◆ Data provided
━━━━
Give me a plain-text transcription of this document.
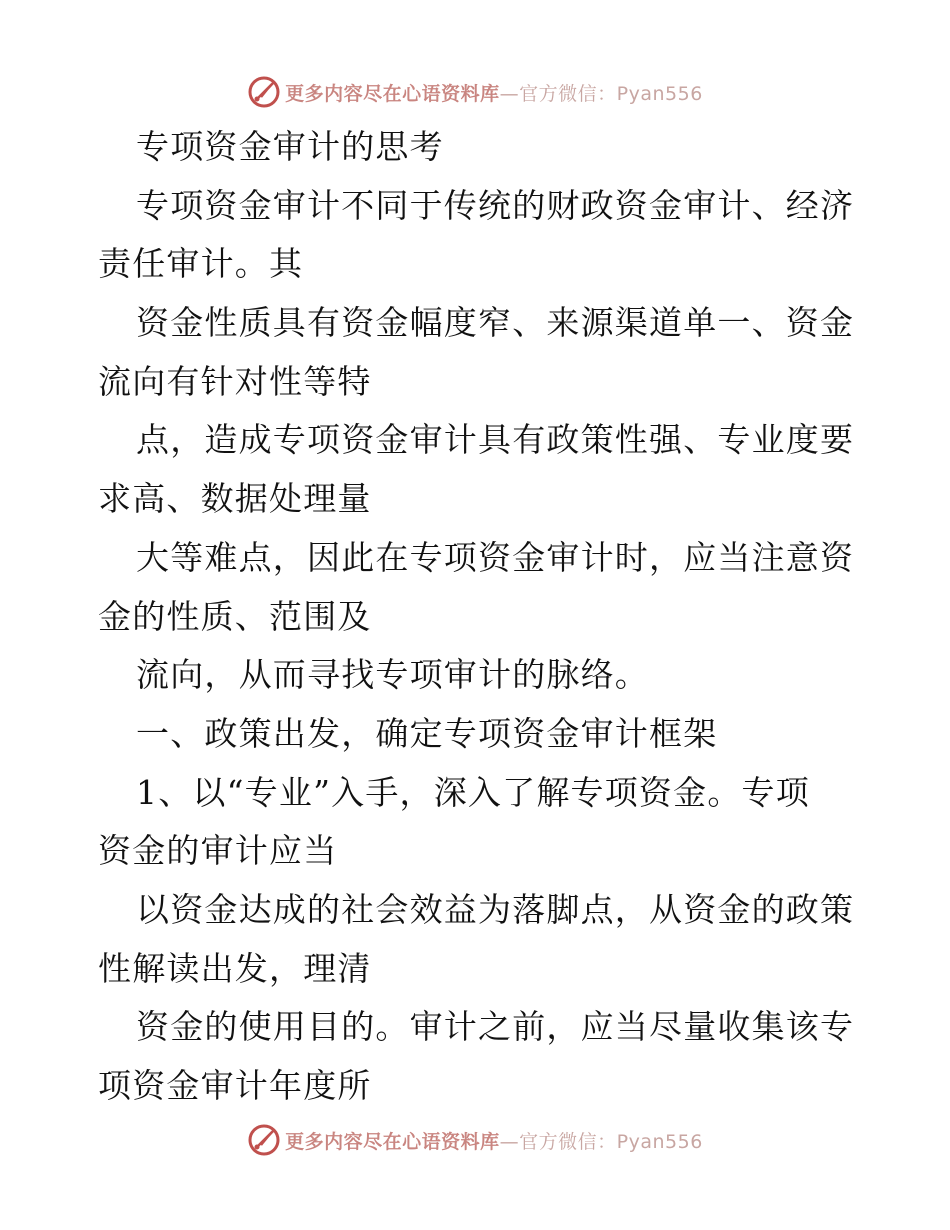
更多内容尽在心语资料库—官方微信：Pyan556
专项资金审计的思考
专项资金审计不同于传统的财政资金审计、经济
责任审计。其
资金性质具有资金幅度窄、来源渠道单一、资金
流向有针对性等特
点，造成专项资金审计具有政策性强、专业度要
求高、数据处理量
大等难点，因此在专项资金审计时，应当注意资
金的性质、范围及
流向，从而寻找专项审计的脉络。
一、政策出发，确定专项资金审计框架
1、以“专业”入手，深入了解专项资金。专项
资金的审计应当
以资金达成的社会效益为落脚点，从资金的政策
性解读出发，理清
资金的使用目的。审计之前，应当尽量收集该专
项资金审计年度所
更多内容尽在心语资料库—官方微信：Pyan556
━━━━
◆ Set exercise
Skip the images and write out the rest of the listing exactly.

◆ Finished task
Give me a plain-text transcription of this document.
更多内容尽在心语资料库—官方微信：Pyan556
专项资金审计的思考
专项资金审计不同于传统的财政资金审计、经济
责任审计。其
资金性质具有资金幅度窄、来源渠道单一、资金
流向有针对性等特
点，造成专项资金审计具有政策性强、专业度要
求高、数据处理量
大等难点，因此在专项资金审计时，应当注意资
金的性质、范围及
流向，从而寻找专项审计的脉络。
一、政策出发，确定专项资金审计框架
1、以“专业”入手，深入了解专项资金。专项
资金的审计应当
以资金达成的社会效益为落脚点，从资金的政策
性解读出发，理清
资金的使用目的。审计之前，应当尽量收集该专
项资金审计年度所
更多内容尽在心语资料库—官方微信：Pyan556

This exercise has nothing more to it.